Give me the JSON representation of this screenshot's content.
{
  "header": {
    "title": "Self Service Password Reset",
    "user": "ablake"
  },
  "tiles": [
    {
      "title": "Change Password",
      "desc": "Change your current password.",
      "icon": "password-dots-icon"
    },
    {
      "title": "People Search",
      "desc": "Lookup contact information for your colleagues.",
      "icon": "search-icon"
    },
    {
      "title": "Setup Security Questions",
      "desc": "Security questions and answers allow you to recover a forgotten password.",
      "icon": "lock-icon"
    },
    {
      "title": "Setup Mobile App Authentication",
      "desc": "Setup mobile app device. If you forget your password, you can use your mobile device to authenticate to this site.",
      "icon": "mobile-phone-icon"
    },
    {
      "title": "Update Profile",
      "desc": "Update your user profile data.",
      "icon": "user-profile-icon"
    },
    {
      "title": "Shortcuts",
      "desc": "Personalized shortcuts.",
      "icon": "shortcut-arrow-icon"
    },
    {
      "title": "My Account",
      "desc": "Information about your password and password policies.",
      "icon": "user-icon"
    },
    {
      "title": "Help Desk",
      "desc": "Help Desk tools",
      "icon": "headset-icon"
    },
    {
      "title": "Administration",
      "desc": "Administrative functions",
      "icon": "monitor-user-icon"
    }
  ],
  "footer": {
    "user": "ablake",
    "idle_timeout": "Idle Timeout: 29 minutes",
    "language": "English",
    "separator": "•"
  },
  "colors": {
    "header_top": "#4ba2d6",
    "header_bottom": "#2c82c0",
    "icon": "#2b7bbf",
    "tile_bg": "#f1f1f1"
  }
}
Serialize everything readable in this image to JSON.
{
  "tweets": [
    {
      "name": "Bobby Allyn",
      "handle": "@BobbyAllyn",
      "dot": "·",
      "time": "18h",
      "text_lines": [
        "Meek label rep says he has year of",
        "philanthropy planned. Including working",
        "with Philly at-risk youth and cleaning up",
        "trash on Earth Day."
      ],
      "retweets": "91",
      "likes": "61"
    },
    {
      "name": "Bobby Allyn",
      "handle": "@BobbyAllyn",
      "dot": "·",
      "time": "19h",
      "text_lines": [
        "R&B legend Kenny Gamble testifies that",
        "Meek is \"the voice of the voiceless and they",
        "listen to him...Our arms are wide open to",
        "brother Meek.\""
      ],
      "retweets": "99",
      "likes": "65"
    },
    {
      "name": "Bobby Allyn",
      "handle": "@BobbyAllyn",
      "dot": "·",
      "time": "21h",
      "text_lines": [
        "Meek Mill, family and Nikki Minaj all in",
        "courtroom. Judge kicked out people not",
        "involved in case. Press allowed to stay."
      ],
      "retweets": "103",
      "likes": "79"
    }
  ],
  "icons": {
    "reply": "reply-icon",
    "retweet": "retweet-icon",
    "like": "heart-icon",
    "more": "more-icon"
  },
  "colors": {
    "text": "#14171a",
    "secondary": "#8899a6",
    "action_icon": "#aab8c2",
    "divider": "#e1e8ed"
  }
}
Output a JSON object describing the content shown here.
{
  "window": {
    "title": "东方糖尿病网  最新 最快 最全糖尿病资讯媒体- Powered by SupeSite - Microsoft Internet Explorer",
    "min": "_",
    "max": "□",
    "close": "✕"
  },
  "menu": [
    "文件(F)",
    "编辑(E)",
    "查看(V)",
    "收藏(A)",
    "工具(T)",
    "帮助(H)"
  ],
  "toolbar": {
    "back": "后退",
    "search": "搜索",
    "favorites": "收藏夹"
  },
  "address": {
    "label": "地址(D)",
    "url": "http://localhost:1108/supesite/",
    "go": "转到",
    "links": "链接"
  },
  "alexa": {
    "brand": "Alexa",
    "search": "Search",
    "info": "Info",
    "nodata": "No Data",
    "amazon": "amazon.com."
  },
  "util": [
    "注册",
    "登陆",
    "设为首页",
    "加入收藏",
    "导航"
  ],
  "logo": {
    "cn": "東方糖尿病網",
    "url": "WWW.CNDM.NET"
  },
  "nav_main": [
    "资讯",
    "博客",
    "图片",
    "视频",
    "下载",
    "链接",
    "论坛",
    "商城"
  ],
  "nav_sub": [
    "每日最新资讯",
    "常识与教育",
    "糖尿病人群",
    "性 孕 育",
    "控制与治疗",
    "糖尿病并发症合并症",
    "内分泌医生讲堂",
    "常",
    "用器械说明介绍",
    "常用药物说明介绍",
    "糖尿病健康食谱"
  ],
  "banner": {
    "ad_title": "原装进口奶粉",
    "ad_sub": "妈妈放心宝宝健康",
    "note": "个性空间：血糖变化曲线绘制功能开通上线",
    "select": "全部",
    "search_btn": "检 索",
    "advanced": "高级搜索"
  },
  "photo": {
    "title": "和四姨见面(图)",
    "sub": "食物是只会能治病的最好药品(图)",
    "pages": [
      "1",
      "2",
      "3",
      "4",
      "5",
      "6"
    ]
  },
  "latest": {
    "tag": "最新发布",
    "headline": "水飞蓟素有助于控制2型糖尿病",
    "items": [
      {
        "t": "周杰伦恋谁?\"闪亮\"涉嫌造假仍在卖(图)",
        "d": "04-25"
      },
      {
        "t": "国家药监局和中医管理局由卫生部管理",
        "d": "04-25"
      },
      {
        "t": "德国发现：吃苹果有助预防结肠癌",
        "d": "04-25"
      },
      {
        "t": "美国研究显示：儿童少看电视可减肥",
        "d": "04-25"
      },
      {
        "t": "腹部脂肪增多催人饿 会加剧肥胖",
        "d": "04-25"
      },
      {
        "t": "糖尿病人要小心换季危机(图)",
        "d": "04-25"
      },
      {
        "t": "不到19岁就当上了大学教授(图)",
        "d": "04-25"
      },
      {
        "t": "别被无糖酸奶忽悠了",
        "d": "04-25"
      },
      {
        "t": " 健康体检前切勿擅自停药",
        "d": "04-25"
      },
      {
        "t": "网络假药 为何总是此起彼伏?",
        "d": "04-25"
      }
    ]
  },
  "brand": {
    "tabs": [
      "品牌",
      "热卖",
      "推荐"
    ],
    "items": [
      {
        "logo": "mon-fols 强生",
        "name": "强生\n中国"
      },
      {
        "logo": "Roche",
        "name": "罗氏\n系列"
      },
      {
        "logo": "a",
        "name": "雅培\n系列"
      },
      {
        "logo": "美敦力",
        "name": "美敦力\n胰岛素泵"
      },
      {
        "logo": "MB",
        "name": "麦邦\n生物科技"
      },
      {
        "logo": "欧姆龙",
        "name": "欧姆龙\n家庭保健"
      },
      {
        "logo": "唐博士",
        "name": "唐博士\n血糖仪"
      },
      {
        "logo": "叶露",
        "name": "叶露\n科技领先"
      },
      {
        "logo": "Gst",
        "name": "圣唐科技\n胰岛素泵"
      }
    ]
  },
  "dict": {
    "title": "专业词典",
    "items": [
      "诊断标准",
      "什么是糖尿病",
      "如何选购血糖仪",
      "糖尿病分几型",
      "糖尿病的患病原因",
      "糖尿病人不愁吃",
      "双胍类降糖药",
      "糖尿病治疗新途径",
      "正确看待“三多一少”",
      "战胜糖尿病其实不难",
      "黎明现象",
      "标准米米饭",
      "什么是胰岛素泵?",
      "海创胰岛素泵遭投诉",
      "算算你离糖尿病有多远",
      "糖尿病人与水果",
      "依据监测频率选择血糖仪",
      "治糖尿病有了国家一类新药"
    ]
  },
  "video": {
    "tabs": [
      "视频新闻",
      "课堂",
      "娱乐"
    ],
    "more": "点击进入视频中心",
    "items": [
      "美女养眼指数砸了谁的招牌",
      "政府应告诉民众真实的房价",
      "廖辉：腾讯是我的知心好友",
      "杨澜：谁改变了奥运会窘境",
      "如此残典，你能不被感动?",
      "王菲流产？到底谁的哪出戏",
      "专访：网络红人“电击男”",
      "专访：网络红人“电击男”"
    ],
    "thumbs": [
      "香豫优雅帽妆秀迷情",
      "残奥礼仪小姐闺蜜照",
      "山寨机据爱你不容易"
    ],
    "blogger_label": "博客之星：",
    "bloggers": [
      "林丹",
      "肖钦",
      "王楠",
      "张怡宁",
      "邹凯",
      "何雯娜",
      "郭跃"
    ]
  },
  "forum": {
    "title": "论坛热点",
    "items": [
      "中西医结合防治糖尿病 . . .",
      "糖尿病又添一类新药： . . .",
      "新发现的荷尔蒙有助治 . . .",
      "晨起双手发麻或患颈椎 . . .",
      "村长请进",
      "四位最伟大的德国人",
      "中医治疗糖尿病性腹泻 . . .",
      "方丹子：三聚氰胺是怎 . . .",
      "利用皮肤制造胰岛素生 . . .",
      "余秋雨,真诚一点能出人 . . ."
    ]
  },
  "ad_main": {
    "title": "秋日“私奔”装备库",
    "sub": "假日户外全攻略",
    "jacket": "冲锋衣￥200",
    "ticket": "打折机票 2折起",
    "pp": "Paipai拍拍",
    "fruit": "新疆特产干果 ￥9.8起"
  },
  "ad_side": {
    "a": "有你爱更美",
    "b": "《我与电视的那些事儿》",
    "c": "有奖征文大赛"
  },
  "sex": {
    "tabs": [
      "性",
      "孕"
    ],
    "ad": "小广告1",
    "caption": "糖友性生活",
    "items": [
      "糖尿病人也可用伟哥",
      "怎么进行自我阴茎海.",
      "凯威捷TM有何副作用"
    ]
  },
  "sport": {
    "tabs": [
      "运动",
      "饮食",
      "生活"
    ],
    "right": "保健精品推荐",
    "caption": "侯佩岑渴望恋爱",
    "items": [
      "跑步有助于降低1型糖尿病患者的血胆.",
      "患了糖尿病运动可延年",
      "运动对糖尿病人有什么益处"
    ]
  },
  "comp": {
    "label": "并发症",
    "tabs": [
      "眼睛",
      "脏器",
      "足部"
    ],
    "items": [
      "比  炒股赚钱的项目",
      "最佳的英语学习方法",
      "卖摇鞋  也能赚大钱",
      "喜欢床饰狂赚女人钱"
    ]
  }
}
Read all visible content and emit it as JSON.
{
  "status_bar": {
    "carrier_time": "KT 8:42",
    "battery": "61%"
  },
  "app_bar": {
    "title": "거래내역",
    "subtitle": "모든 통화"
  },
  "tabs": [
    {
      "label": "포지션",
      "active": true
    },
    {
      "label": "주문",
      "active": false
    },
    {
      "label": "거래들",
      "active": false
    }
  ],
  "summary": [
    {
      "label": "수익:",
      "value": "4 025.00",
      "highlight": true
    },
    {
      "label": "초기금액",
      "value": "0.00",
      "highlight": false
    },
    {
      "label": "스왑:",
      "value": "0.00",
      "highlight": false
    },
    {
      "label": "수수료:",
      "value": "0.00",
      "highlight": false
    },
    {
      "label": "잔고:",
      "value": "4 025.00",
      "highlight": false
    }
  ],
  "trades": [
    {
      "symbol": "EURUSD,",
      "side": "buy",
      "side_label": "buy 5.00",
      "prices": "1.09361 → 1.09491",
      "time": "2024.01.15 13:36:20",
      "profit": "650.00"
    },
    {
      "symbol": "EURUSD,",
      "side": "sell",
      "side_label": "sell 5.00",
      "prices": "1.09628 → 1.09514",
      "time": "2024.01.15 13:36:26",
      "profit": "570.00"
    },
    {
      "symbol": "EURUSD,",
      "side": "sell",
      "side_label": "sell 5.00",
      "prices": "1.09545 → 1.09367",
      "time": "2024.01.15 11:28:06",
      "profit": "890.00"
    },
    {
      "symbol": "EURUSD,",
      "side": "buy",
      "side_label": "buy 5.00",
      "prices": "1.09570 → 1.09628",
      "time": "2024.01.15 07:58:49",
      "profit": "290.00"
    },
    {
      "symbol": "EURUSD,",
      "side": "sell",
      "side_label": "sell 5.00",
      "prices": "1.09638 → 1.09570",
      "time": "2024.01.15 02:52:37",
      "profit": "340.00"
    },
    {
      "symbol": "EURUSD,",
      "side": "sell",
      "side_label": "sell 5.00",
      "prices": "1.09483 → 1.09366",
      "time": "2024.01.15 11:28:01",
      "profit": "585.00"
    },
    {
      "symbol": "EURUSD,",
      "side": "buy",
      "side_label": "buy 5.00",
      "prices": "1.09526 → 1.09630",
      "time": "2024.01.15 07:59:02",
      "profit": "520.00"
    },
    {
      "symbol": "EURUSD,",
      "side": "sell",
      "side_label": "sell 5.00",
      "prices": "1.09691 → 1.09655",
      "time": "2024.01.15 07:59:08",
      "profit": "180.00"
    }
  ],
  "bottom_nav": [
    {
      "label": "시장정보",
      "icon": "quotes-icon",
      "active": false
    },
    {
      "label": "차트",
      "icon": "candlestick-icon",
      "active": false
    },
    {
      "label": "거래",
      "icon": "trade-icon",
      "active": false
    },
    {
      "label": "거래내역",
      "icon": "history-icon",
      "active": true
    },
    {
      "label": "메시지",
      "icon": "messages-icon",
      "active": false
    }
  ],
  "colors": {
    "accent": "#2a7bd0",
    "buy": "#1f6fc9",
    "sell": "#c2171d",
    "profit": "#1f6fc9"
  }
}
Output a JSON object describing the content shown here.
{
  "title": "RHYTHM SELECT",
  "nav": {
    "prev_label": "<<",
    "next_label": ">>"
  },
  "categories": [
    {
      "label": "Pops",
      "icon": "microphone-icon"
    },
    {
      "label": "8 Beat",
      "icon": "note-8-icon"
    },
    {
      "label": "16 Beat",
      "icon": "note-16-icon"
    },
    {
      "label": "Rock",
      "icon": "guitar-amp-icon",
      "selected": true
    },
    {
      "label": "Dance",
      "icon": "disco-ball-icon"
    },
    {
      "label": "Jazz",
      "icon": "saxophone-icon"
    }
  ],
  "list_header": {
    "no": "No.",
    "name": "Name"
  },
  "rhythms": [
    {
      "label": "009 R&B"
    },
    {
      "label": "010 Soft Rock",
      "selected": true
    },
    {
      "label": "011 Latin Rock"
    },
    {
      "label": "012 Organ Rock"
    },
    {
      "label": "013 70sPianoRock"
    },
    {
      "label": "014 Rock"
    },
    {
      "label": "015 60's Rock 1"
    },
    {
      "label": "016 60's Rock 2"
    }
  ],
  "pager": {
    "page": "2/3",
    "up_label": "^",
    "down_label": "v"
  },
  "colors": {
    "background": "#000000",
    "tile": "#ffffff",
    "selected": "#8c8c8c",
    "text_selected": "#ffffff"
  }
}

····················

- **EXERCISE GOAL**
Look through the entries above. Extract each line with the word "Meek".

- **SOLVED PROBLEM**
        "Meek label rep says he has year of",
        "Meek is \"the voice of the voiceless and they",
        "brother Meek.\""
        "Meek Mill, family and Nikki Minaj all in",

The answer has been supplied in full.